• _Instructions for the task_
Find the lines with "from" in them and copy them out.

• _Data shown_
↓↓↓

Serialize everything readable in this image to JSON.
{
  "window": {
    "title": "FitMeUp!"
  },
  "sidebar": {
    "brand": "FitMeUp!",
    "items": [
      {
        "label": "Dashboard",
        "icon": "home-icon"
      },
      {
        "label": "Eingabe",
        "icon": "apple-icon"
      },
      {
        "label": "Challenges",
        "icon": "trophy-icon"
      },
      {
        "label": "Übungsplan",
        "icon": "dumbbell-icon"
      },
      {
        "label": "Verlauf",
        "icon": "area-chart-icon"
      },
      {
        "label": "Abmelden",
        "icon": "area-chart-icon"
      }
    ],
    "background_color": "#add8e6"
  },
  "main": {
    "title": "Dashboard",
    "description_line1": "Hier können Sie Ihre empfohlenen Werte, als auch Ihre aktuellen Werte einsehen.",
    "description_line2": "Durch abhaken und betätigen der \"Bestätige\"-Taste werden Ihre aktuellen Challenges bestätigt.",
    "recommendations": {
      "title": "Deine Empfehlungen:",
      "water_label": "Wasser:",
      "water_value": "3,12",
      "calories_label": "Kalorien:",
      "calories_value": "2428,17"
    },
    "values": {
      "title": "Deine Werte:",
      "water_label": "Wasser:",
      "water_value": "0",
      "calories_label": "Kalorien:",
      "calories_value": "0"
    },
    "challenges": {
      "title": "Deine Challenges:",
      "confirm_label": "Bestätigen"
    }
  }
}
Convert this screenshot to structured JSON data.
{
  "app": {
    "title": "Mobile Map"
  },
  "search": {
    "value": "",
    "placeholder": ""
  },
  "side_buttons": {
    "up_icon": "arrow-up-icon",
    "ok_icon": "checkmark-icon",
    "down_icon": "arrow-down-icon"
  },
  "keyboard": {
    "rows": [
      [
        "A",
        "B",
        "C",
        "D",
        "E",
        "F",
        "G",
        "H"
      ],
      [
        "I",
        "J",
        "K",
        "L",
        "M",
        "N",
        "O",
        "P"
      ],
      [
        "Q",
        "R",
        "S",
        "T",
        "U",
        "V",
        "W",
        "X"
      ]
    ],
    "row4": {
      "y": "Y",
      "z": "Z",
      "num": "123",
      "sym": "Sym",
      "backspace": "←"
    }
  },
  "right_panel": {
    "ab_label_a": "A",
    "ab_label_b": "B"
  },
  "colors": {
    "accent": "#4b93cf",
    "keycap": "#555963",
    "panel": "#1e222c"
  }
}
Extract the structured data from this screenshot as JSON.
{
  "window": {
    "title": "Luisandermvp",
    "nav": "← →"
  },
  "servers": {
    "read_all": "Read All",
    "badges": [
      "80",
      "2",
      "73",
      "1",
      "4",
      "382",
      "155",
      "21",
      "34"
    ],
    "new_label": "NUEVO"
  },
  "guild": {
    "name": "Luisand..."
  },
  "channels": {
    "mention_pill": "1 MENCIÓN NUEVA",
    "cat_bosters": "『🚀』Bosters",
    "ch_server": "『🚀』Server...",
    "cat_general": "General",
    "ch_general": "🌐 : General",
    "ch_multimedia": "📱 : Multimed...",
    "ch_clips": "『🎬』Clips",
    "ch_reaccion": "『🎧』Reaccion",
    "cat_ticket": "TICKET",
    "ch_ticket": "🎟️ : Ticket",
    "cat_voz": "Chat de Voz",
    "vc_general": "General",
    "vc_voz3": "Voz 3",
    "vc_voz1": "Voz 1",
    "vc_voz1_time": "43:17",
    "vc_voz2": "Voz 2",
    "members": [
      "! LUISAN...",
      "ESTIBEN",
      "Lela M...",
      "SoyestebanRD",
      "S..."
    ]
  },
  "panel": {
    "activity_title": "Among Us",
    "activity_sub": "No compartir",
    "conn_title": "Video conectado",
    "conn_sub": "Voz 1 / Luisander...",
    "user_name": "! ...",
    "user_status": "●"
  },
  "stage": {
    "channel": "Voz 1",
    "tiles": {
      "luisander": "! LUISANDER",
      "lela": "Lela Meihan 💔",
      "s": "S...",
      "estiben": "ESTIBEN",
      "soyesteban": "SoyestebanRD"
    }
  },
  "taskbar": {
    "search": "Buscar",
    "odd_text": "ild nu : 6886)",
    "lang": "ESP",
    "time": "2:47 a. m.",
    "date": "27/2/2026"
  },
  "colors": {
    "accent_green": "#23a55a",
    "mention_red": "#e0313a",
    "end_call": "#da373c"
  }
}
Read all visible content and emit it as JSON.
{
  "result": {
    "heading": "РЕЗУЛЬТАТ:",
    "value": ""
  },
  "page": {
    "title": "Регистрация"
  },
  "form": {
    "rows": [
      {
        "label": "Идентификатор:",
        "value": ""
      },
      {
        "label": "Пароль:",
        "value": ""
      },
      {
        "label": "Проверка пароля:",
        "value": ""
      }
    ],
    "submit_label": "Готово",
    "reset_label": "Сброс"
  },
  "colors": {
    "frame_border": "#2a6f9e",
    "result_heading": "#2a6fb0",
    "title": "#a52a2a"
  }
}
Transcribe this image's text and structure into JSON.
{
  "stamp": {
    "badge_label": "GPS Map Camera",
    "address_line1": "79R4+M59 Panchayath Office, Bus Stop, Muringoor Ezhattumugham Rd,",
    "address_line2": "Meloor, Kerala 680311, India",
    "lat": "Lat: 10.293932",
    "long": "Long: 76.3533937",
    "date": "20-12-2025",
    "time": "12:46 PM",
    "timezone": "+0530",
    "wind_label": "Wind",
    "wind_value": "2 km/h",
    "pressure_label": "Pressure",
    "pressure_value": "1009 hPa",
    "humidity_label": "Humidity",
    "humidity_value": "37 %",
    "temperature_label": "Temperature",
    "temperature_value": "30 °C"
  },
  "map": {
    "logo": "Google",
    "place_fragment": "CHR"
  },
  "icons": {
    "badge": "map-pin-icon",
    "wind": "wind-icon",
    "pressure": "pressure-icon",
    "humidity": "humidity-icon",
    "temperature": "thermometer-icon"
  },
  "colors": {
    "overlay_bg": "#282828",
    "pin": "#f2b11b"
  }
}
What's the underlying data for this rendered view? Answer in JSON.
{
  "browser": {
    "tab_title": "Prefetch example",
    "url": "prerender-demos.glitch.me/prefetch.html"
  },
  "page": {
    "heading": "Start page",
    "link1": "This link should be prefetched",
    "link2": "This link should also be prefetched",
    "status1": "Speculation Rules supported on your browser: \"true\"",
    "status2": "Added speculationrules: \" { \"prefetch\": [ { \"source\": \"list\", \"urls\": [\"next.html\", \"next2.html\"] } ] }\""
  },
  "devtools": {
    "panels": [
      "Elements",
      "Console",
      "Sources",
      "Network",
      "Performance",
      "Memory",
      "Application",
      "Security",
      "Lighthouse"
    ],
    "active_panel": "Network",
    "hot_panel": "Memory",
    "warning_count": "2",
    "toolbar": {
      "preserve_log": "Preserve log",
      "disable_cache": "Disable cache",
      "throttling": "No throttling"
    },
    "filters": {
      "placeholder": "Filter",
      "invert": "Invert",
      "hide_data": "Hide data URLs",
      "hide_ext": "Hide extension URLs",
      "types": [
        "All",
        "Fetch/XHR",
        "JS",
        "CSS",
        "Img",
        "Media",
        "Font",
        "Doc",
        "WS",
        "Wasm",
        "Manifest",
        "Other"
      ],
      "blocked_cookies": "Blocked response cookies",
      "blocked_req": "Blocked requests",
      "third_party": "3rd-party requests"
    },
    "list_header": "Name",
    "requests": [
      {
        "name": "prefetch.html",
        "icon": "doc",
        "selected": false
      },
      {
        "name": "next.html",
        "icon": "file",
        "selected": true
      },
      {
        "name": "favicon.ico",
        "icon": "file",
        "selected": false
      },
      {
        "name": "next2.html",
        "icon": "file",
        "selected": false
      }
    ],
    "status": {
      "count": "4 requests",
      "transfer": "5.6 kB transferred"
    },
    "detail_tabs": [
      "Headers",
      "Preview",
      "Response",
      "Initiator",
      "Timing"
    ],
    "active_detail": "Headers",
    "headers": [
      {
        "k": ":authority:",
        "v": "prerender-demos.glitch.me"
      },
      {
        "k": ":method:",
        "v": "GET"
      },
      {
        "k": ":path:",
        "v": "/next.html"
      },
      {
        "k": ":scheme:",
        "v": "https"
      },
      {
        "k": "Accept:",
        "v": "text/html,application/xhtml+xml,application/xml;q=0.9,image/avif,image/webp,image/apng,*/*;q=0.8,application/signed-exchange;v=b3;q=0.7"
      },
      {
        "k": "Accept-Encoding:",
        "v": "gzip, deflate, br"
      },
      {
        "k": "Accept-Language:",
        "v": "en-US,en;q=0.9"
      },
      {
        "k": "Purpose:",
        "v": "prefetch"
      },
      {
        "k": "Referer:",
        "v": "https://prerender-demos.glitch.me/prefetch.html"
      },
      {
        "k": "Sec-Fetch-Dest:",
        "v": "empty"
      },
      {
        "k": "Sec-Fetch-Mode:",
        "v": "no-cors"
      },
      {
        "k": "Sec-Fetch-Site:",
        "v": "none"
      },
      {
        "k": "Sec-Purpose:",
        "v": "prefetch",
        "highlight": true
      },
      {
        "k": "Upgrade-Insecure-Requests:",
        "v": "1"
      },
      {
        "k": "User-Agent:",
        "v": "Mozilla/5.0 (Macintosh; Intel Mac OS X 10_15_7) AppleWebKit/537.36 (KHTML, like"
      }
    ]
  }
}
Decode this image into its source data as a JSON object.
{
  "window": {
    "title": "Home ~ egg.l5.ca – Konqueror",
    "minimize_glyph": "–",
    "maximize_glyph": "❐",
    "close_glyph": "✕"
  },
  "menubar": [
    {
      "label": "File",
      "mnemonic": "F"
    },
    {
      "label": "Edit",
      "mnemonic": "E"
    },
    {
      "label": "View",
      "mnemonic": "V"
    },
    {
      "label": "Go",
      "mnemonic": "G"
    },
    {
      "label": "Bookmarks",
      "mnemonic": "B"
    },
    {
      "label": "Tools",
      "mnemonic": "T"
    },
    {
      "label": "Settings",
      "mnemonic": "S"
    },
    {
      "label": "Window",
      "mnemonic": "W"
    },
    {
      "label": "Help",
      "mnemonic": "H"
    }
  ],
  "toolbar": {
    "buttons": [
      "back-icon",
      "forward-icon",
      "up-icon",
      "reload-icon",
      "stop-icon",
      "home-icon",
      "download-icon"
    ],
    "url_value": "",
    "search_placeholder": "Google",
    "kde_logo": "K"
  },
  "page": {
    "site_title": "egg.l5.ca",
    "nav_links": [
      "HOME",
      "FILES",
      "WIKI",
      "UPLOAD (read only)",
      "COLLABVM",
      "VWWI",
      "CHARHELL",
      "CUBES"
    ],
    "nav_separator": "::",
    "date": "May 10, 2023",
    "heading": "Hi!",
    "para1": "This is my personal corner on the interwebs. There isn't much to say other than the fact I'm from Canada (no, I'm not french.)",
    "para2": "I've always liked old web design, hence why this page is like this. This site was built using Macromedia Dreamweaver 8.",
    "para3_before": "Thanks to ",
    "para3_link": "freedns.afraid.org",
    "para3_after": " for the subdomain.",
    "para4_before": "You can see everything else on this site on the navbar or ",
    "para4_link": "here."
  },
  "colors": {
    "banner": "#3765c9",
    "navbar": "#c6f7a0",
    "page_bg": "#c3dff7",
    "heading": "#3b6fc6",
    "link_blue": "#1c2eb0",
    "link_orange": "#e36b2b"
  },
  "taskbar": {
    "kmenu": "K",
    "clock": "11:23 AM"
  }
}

↑↑↑

• _Expected answer_
Extract the structured data from this screenshot as JSON.
    "para1": "This is my personal corner on the interwebs. There isn't much to say other than the fact I'm from Canada (no, I'm not french.)",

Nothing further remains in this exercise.